> Written request
Write out every record below exactly as it appears.

> Data shown
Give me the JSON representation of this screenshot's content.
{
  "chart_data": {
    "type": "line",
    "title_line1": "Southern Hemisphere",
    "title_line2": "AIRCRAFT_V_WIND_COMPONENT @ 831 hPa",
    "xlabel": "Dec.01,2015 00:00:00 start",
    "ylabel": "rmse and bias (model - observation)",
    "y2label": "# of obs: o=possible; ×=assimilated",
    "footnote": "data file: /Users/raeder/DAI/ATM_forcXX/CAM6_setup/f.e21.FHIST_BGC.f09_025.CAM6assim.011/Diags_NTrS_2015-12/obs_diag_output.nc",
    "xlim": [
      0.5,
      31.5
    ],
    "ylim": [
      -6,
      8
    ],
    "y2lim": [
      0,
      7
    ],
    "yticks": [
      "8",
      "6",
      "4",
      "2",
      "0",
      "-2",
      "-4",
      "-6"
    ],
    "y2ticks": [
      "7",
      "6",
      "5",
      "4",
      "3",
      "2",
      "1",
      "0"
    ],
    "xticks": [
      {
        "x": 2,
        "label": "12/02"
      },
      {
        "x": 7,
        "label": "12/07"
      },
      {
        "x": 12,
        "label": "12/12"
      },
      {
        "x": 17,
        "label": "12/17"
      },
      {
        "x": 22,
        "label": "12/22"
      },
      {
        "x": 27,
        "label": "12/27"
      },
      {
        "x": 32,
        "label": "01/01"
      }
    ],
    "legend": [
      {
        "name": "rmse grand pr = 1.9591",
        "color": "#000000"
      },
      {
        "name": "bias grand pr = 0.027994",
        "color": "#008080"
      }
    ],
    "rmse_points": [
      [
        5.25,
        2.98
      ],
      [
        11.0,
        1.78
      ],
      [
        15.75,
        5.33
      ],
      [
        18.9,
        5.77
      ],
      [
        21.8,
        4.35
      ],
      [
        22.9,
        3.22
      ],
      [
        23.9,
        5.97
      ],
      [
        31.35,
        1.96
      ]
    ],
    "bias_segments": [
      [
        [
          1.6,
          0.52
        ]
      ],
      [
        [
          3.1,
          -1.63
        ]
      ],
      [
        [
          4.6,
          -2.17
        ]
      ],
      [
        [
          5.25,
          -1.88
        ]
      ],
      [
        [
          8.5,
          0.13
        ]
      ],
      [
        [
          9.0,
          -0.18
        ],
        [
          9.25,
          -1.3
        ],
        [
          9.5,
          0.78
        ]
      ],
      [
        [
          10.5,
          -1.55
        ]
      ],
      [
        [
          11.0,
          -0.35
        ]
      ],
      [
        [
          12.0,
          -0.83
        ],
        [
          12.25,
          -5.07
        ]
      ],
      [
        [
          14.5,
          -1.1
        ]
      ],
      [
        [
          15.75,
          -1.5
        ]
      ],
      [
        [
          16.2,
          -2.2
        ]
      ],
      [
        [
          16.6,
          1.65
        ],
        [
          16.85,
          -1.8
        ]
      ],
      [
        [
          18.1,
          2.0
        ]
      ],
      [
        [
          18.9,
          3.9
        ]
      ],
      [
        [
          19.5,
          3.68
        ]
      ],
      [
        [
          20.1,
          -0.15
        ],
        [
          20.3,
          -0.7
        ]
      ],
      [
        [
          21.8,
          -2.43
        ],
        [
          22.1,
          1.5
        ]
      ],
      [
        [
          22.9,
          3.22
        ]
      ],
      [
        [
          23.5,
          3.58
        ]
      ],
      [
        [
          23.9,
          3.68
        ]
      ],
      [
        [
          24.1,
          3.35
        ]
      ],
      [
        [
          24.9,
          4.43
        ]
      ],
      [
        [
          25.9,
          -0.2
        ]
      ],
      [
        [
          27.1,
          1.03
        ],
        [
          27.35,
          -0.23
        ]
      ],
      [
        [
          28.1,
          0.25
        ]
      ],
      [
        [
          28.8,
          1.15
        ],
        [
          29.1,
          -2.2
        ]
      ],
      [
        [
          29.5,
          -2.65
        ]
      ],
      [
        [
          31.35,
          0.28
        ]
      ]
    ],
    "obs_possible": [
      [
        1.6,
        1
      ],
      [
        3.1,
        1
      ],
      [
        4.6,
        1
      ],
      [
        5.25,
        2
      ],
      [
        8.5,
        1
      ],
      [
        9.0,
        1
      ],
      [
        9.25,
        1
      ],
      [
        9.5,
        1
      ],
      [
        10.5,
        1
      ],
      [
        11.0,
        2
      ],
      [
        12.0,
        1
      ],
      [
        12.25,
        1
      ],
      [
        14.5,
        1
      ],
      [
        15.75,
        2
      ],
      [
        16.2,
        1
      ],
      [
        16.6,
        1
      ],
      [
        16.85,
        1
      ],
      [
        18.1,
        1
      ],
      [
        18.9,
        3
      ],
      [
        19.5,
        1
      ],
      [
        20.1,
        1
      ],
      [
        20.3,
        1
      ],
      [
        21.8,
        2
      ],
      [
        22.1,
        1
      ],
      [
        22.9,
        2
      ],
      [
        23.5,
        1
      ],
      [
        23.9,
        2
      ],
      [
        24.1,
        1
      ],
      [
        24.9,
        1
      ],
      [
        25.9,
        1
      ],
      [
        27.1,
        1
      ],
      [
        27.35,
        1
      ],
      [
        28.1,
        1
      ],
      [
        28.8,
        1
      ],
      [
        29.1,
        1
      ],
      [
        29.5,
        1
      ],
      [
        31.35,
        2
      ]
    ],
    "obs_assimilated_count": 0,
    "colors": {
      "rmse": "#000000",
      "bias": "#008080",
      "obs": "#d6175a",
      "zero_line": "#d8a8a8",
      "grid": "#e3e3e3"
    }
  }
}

> Solution to this problem
Give me the JSON representation of this screenshot's content.
{
  "chart_data": {
    "type": "line",
    "title_line1": "Southern Hemisphere",
    "title_line2": "AIRCRAFT_V_WIND_COMPONENT @ 831 hPa",
    "xlabel": "Dec.01,2015 00:00:00 start",
    "ylabel": "rmse and bias (model - observation)",
    "y2label": "# of obs: o=possible; ×=assimilated",
    "footnote": "data file: /Users/raeder/DAI/ATM_forcXX/CAM6_setup/f.e21.FHIST_BGC.f09_025.CAM6assim.011/Diags_NTrS_2015-12/obs_diag_output.nc",
    "xlim": [
      0.5,
      31.5
    ],
    "ylim": [
      -6,
      8
    ],
    "y2lim": [
      0,
      7
    ],
    "yticks": [
      "8",
      "6",
      "4",
      "2",
      "0",
      "-2",
      "-4",
      "-6"
    ],
    "y2ticks": [
      "7",
      "6",
      "5",
      "4",
      "3",
      "2",
      "1",
      "0"
    ],
    "xticks": [
      {
        "x": 2,
        "label": "12/02"
      },
      {
        "x": 7,
        "label": "12/07"
      },
      {
        "x": 12,
        "label": "12/12"
      },
      {
        "x": 17,
        "label": "12/17"
      },
      {
        "x": 22,
        "label": "12/22"
      },
      {
        "x": 27,
        "label": "12/27"
      },
      {
        "x": 32,
        "label": "01/01"
      }
    ],
    "legend": [
      {
        "name": "rmse grand pr = 1.9591",
        "color": "#000000"
      },
      {
        "name": "bias grand pr = 0.027994",
        "color": "#008080"
      }
    ],
    "rmse_points": [
      [
        5.25,
        2.98
      ],
      [
        11.0,
        1.78
      ],
      [
        15.75,
        5.33
      ],
      [
        18.9,
        5.77
      ],
      [
        21.8,
        4.35
      ],
      [
        22.9,
        3.22
      ],
      [
        23.9,
        5.97
      ],
      [
        31.35,
        1.96
      ]
    ],
    "bias_segments": [
      [
        [
          1.6,
          0.52
        ]
      ],
      [
        [
          3.1,
          -1.63
        ]
      ],
      [
        [
          4.6,
          -2.17
        ]
      ],
      [
        [
          5.25,
          -1.88
        ]
      ],
      [
        [
          8.5,
          0.13
        ]
      ],
      [
        [
          9.0,
          -0.18
        ],
        [
          9.25,
          -1.3
        ],
        [
          9.5,
          0.78
        ]
      ],
      [
        [
          10.5,
          -1.55
        ]
      ],
      [
        [
          11.0,
          -0.35
        ]
      ],
      [
        [
          12.0,
          -0.83
        ],
        [
          12.25,
          -5.07
        ]
      ],
      [
        [
          14.5,
          -1.1
        ]
      ],
      [
        [
          15.75,
          -1.5
        ]
      ],
      [
        [
          16.2,
          -2.2
        ]
      ],
      [
        [
          16.6,
          1.65
        ],
        [
          16.85,
          -1.8
        ]
      ],
      [
        [
          18.1,
          2.0
        ]
      ],
      [
        [
          18.9,
          3.9
        ]
      ],
      [
        [
          19.5,
          3.68
        ]
      ],
      [
        [
          20.1,
          -0.15
        ],
        [
          20.3,
          -0.7
        ]
      ],
      [
        [
          21.8,
          -2.43
        ],
        [
          22.1,
          1.5
        ]
      ],
      [
        [
          22.9,
          3.22
        ]
      ],
      [
        [
          23.5,
          3.58
        ]
      ],
      [
        [
          23.9,
          3.68
        ]
      ],
      [
        [
          24.1,
          3.35
        ]
      ],
      [
        [
          24.9,
          4.43
        ]
      ],
      [
        [
          25.9,
          -0.2
        ]
      ],
      [
        [
          27.1,
          1.03
        ],
        [
          27.35,
          -0.23
        ]
      ],
      [
        [
          28.1,
          0.25
        ]
      ],
      [
        [
          28.8,
          1.15
        ],
        [
          29.1,
          -2.2
        ]
      ],
      [
        [
          29.5,
          -2.65
        ]
      ],
      [
        [
          31.35,
          0.28
        ]
      ]
    ],
    "obs_possible": [
      [
        1.6,
        1
      ],
      [
        3.1,
        1
      ],
      [
        4.6,
        1
      ],
      [
        5.25,
        2
      ],
      [
        8.5,
        1
      ],
      [
        9.0,
        1
      ],
      [
        9.25,
        1
      ],
      [
        9.5,
        1
      ],
      [
        10.5,
        1
      ],
      [
        11.0,
        2
      ],
      [
        12.0,
        1
      ],
      [
        12.25,
        1
      ],
      [
        14.5,
        1
      ],
      [
        15.75,
        2
      ],
      [
        16.2,
        1
      ],
      [
        16.6,
        1
      ],
      [
        16.85,
        1
      ],
      [
        18.1,
        1
      ],
      [
        18.9,
        3
      ],
      [
        19.5,
        1
      ],
      [
        20.1,
        1
      ],
      [
        20.3,
        1
      ],
      [
        21.8,
        2
      ],
      [
        22.1,
        1
      ],
      [
        22.9,
        2
      ],
      [
        23.5,
        1
      ],
      [
        23.9,
        2
      ],
      [
        24.1,
        1
      ],
      [
        24.9,
        1
      ],
      [
        25.9,
        1
      ],
      [
        27.1,
        1
      ],
      [
        27.35,
        1
      ],
      [
        28.1,
        1
      ],
      [
        28.8,
        1
      ],
      [
        29.1,
        1
      ],
      [
        29.5,
        1
      ],
      [
        31.35,
        2
      ]
    ],
    "obs_assimilated_count": 0,
    "colors": {
      "rmse": "#000000",
      "bias": "#008080",
      "obs": "#d6175a",
      "zero_line": "#d8a8a8",
      "grid": "#e3e3e3"
    }
  }
}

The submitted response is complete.